▶ [Exercise prompt]: Report back each line of the records that contains the string "using".

[Data items]
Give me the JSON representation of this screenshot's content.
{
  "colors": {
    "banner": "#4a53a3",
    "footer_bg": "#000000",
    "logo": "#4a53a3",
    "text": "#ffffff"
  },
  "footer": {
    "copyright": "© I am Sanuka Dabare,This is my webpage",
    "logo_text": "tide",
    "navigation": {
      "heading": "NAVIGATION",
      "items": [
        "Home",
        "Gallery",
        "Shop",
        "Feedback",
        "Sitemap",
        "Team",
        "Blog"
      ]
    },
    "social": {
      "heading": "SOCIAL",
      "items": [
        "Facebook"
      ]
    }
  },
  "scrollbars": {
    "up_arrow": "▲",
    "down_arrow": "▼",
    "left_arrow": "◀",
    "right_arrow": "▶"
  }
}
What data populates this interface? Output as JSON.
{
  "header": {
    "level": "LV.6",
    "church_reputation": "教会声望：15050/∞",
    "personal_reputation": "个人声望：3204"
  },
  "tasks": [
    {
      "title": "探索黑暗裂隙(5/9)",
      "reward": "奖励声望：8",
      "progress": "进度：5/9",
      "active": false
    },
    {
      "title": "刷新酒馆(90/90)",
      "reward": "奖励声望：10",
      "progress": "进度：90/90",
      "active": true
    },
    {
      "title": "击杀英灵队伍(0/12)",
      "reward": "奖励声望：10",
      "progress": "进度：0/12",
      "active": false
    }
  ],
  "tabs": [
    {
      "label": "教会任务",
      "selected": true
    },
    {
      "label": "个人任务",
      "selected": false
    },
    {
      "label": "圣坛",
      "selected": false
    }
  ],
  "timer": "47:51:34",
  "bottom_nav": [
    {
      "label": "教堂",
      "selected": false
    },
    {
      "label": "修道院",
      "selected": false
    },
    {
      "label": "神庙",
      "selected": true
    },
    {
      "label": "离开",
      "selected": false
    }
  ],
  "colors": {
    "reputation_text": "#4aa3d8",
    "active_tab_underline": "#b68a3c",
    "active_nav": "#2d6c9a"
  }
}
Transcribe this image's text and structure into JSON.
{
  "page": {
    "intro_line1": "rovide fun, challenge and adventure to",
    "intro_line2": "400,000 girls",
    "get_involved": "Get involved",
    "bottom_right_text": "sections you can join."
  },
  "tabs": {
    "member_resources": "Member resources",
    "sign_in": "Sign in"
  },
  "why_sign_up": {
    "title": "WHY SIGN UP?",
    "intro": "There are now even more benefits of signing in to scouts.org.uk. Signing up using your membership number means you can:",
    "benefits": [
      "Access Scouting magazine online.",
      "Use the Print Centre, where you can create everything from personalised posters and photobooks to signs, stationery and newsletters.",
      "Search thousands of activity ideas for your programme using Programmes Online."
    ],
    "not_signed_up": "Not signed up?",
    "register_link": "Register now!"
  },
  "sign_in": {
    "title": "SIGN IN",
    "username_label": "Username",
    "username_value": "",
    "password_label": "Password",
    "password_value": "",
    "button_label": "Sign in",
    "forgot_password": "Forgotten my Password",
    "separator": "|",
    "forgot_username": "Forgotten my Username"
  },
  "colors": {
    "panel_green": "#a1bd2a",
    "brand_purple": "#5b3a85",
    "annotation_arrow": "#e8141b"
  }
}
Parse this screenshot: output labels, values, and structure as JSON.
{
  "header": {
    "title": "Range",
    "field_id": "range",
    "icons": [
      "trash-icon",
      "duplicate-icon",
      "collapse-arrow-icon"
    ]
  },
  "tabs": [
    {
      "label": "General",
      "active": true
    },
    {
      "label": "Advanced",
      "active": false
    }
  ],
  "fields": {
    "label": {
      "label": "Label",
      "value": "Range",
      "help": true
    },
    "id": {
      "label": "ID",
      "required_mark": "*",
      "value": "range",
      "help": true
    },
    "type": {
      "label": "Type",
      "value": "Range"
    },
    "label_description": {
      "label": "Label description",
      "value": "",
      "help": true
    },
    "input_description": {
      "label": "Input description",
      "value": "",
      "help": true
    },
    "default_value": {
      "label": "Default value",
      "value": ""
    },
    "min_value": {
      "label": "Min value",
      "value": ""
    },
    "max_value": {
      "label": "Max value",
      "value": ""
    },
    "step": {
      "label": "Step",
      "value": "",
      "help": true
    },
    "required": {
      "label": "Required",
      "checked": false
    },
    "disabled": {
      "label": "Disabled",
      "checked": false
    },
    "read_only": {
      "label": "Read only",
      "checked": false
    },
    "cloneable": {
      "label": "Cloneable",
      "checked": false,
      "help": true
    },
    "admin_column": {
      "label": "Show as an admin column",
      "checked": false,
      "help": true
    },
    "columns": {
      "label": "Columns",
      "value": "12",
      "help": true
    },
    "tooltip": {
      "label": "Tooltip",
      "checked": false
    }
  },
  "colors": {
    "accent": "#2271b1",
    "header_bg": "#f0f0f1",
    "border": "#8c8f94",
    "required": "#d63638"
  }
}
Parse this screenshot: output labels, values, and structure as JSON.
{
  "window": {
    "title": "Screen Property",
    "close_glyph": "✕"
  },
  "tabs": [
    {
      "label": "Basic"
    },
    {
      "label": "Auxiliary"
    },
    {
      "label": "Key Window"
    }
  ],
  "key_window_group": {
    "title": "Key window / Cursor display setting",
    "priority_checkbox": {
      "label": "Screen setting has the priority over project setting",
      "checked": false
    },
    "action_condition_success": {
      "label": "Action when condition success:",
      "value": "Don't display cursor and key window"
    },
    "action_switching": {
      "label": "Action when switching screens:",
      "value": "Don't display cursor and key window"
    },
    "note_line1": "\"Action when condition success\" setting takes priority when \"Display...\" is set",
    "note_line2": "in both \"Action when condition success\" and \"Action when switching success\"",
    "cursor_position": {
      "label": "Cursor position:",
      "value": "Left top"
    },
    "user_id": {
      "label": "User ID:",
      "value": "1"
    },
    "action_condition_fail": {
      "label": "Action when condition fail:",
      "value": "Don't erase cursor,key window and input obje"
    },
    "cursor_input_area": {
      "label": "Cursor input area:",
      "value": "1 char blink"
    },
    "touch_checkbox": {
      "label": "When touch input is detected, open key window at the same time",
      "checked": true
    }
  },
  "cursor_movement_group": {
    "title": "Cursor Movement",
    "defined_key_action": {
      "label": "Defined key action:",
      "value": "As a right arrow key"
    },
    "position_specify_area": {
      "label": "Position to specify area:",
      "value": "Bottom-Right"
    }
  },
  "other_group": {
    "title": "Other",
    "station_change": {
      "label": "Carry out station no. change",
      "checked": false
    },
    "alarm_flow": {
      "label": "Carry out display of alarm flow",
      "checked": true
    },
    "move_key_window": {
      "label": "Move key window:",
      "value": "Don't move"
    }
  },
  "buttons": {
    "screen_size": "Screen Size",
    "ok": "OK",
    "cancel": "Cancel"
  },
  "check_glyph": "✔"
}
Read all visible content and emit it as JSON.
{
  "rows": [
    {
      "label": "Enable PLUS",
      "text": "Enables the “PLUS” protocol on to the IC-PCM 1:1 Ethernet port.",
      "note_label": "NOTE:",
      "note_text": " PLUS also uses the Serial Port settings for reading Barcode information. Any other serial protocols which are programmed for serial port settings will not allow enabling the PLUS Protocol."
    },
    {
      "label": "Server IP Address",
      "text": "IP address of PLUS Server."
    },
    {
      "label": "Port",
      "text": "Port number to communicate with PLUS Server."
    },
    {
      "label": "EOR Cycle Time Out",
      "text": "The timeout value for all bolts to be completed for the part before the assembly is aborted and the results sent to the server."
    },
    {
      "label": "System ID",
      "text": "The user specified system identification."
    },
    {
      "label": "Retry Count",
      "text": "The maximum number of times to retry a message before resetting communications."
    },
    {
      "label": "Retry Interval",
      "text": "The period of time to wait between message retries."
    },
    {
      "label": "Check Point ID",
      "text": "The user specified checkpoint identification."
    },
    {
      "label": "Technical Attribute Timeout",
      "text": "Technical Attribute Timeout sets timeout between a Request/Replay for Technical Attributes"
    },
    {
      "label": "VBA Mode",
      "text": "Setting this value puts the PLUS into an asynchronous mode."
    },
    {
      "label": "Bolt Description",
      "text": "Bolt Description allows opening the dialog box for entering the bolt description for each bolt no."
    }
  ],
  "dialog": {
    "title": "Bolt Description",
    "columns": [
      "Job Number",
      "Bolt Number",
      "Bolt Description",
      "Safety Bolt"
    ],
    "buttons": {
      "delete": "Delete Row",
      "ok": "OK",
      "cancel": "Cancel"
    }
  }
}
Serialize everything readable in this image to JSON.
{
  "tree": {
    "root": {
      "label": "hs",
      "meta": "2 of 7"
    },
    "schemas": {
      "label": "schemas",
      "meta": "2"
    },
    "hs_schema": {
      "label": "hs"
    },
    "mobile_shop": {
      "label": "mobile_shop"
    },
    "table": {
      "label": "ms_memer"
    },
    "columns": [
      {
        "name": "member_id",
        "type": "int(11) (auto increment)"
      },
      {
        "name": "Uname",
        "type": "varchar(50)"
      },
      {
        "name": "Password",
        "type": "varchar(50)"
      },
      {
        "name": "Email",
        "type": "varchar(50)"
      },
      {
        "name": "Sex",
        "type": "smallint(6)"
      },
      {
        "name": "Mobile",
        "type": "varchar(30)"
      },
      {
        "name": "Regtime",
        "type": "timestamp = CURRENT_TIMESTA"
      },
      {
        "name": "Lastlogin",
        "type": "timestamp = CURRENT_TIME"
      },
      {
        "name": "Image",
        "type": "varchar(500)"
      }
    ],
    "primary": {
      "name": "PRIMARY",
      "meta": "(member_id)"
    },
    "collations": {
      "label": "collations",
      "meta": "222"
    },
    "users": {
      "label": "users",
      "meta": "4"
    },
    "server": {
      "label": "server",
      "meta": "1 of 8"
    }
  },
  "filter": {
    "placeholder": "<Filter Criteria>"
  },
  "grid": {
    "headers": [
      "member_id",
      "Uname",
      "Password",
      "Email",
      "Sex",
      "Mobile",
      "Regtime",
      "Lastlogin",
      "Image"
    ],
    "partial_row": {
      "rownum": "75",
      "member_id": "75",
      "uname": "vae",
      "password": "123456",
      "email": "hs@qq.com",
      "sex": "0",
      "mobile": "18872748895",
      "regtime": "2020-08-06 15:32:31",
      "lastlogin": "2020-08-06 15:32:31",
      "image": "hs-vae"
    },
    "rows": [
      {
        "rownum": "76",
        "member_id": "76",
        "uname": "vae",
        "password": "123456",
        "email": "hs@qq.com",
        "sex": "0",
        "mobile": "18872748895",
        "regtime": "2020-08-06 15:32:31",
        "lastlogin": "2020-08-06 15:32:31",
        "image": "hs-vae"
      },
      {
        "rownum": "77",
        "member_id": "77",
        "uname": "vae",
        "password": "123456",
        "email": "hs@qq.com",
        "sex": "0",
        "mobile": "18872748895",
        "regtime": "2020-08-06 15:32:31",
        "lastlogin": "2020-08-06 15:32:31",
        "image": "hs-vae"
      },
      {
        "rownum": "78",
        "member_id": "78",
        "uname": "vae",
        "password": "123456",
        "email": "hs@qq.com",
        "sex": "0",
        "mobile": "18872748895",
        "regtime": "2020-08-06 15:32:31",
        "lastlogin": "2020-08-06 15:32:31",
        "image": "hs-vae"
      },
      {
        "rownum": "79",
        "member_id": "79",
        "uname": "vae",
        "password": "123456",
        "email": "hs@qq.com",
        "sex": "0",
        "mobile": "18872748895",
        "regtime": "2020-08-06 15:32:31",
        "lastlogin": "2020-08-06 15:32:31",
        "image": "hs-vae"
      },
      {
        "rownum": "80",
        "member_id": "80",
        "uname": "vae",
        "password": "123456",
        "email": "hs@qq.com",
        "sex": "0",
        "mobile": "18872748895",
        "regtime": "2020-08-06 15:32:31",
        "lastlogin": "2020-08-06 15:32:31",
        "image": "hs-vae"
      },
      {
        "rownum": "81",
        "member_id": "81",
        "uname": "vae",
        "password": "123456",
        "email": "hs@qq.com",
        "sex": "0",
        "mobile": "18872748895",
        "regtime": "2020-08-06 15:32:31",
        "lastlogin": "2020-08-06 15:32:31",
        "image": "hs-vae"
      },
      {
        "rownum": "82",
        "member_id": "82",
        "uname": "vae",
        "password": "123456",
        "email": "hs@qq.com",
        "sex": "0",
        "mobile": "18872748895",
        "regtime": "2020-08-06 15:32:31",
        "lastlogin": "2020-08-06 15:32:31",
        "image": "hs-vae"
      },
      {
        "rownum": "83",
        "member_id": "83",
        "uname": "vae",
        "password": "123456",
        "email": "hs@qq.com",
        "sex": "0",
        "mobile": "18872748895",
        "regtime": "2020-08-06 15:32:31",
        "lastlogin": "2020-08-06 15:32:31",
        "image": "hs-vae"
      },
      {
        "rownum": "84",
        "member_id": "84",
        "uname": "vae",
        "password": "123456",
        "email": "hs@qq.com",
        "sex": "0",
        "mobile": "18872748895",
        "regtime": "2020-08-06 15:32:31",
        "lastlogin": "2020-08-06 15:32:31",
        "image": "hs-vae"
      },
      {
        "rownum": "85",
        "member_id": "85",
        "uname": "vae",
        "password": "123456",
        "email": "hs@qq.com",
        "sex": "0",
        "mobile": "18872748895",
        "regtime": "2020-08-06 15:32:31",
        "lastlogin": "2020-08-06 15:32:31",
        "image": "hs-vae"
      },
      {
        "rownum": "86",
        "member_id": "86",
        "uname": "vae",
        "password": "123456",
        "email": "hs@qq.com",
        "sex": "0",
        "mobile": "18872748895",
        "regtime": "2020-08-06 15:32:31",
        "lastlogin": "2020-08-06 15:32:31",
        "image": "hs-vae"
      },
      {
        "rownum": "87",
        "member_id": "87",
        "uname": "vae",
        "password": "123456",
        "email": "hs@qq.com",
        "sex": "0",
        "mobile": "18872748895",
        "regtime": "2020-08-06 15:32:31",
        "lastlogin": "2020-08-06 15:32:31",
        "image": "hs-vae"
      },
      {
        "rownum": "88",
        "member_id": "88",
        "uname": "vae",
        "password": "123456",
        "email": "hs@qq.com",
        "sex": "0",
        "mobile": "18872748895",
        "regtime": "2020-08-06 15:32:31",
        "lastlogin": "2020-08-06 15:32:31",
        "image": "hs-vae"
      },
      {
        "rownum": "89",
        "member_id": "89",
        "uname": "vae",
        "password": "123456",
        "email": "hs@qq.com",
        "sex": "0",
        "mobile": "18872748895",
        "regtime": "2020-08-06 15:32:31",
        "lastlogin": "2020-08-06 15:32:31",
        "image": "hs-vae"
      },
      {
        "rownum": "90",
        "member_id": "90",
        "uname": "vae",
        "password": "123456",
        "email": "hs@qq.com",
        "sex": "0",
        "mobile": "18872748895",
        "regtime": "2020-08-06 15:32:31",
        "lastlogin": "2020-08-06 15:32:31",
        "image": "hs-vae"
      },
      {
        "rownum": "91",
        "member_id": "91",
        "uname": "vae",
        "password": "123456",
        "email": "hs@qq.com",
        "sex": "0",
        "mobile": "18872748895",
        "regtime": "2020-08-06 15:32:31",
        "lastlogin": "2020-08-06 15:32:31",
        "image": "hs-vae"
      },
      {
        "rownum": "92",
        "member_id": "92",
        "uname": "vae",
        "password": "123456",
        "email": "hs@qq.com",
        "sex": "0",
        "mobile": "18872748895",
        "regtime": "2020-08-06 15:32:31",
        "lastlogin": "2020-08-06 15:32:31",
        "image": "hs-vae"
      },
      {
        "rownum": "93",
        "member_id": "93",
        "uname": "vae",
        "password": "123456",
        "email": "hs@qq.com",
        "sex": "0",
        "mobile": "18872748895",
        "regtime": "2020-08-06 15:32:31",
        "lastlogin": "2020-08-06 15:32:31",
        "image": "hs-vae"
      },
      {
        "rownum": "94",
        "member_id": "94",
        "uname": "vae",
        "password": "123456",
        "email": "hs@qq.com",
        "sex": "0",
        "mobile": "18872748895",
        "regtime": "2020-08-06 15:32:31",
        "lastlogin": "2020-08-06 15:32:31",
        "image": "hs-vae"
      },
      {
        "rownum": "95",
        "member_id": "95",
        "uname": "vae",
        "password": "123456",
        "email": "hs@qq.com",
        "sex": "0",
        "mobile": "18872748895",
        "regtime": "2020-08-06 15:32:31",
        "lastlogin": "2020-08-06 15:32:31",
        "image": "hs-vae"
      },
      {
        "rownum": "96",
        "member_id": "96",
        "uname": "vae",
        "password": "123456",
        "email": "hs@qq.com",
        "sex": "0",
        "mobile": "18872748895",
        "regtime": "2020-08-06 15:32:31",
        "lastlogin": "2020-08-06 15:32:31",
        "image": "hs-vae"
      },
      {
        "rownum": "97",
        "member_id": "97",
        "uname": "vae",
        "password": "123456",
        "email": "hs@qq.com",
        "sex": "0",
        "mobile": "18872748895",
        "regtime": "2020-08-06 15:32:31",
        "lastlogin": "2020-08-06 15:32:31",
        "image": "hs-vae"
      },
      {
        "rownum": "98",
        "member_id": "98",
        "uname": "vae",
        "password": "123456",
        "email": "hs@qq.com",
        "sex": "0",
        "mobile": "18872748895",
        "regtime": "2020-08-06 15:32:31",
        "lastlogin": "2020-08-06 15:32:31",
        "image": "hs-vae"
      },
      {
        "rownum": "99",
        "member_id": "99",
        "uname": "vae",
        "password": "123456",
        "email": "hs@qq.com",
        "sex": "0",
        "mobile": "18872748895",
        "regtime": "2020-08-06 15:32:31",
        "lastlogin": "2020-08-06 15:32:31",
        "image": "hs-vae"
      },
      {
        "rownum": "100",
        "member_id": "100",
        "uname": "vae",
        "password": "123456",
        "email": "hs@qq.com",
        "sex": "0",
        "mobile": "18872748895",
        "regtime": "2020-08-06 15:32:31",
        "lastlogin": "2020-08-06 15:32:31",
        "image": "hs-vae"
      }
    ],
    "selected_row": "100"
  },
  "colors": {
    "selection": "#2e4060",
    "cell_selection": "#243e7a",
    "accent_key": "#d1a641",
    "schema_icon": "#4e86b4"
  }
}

▶ [Exercise result]:
    "intro": "There are now even more benefits of signing in to scouts.org.uk. Signing up using your membership number means you can:",
      "Search thousands of activity ideas for your programme using Programmes Online."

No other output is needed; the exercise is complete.